What you need to do - Collect every line that includes the string "Scones".

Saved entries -
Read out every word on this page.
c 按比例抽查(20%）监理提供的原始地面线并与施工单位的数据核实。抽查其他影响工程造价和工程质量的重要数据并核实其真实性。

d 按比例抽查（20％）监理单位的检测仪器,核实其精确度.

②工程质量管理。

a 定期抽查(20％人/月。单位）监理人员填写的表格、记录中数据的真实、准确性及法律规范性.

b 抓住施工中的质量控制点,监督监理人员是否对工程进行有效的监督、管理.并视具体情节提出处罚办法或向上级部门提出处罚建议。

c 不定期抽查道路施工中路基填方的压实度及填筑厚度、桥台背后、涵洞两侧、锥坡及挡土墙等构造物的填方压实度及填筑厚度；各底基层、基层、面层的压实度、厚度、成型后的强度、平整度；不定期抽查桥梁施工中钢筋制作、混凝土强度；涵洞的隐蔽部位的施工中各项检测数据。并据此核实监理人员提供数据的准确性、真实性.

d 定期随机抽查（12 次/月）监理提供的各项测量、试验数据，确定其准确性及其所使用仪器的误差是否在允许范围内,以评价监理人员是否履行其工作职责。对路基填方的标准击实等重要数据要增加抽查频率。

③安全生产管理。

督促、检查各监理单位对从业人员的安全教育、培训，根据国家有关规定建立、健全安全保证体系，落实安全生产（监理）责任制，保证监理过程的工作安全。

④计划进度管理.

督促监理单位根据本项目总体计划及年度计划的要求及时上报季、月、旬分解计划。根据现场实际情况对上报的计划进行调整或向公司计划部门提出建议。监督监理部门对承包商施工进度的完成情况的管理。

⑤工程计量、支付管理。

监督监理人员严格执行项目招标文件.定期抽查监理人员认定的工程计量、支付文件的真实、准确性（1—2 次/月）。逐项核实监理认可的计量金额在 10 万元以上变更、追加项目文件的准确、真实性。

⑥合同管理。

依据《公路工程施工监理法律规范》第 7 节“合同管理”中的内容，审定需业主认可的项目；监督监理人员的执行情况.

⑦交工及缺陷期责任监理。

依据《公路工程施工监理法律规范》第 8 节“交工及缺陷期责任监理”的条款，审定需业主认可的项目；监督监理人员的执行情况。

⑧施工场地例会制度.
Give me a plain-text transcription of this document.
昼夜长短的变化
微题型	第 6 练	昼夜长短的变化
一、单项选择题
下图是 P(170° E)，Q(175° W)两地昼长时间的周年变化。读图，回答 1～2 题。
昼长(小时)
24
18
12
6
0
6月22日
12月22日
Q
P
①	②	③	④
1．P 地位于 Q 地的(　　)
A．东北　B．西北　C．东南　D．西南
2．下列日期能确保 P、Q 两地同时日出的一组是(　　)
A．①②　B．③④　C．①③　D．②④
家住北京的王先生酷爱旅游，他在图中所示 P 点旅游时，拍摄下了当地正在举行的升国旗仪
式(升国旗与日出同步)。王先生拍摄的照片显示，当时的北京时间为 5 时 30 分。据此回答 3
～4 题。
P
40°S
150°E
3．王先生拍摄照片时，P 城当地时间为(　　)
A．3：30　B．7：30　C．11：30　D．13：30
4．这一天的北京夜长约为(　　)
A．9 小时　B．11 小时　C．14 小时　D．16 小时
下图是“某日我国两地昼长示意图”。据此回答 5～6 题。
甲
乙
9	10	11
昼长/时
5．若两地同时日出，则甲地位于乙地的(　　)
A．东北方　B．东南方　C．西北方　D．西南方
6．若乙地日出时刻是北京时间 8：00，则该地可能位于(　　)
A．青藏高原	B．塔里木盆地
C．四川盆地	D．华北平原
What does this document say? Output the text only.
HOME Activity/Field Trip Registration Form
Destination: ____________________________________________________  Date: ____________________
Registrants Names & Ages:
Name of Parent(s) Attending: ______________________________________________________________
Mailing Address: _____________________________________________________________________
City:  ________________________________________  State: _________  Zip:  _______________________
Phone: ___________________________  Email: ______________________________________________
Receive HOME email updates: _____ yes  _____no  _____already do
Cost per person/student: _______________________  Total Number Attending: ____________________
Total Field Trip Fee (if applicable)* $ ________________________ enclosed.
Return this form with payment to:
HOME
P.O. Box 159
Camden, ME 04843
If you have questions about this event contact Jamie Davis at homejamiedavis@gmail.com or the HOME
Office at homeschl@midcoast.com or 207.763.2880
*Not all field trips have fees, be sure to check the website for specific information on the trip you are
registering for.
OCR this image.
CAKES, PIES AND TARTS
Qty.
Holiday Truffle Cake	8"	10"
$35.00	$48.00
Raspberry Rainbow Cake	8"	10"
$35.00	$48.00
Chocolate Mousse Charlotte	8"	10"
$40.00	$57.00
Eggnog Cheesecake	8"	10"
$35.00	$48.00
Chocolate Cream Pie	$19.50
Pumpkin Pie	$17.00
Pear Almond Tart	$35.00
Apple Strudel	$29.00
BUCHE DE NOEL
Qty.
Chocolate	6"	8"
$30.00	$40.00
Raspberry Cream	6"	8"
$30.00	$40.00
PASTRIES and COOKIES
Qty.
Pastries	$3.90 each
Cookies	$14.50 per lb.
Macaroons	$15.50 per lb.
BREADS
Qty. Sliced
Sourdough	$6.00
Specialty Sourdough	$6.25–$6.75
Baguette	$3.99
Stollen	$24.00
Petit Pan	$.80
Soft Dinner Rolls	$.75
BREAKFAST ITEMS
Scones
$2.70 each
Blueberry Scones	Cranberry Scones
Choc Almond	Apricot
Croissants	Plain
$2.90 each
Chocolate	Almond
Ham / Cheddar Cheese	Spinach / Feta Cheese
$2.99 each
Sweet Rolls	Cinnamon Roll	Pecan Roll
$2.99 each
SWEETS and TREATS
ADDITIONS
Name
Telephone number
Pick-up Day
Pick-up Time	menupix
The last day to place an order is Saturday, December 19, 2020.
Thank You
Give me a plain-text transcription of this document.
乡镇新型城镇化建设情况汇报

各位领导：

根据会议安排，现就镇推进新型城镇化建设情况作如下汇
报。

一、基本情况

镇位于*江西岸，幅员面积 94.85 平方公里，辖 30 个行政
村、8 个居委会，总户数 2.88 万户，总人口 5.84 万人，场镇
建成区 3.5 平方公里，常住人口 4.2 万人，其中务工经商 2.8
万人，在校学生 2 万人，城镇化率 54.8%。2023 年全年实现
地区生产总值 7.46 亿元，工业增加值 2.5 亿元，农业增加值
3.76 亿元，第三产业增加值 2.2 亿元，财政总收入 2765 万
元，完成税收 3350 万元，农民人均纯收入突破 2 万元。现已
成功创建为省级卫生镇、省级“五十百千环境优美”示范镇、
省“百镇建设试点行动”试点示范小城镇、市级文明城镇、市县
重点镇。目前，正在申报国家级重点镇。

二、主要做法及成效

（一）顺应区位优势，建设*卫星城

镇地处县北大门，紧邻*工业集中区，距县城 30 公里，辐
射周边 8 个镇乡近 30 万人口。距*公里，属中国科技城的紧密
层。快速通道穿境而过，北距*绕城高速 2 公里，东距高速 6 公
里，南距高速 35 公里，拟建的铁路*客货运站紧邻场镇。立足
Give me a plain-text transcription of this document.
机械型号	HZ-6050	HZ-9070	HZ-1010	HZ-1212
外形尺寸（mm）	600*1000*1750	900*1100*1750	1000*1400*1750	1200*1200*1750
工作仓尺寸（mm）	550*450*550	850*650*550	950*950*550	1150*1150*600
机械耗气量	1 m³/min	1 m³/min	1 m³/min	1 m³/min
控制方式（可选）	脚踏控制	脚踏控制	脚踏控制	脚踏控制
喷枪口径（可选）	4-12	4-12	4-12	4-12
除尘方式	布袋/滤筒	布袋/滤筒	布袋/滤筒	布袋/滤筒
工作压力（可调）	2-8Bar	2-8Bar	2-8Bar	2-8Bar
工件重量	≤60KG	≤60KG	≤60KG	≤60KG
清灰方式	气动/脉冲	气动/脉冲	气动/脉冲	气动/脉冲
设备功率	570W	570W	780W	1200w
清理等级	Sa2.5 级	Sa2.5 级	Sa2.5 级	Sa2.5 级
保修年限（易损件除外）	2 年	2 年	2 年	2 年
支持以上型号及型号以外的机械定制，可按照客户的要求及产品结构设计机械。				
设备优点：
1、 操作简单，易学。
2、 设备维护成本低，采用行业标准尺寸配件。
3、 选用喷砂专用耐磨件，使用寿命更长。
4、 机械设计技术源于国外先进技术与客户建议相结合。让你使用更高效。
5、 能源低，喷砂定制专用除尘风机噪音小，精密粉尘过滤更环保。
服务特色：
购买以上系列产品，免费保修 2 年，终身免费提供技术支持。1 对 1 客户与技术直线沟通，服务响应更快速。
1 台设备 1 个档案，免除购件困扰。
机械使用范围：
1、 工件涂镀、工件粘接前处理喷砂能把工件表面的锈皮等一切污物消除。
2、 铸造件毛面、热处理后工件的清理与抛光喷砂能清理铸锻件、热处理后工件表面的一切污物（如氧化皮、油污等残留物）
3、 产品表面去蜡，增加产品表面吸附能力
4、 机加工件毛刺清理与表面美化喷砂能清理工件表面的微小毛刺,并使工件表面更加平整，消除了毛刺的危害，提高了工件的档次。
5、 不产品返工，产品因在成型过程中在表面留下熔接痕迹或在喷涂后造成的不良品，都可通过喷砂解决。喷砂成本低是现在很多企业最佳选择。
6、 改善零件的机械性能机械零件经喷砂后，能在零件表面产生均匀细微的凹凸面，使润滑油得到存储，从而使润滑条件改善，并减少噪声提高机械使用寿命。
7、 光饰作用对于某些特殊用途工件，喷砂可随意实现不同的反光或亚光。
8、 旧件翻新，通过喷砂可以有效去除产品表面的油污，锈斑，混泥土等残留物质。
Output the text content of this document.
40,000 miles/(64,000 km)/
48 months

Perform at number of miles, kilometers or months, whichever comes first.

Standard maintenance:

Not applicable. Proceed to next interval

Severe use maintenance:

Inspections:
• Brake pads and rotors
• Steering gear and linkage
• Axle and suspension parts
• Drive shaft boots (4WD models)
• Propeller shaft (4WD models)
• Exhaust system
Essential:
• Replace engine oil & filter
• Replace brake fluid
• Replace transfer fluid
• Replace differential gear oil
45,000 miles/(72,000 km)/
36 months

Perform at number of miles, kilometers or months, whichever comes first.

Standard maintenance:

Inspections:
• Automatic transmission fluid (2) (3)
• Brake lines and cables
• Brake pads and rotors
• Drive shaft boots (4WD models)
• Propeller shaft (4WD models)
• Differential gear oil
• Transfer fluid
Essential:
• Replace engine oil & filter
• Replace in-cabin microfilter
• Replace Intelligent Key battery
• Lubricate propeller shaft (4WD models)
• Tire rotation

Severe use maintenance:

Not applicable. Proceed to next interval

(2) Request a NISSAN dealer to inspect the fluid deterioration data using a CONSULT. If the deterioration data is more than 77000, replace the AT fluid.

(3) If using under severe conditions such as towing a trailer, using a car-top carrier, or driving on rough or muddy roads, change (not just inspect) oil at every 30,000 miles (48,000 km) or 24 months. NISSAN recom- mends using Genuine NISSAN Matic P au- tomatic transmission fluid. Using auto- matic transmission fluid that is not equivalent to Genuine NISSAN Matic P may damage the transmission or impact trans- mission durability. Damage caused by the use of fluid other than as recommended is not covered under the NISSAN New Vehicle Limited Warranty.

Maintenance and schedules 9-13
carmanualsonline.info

Final result -
Scones
Blueberry Scones	Cranberry Scones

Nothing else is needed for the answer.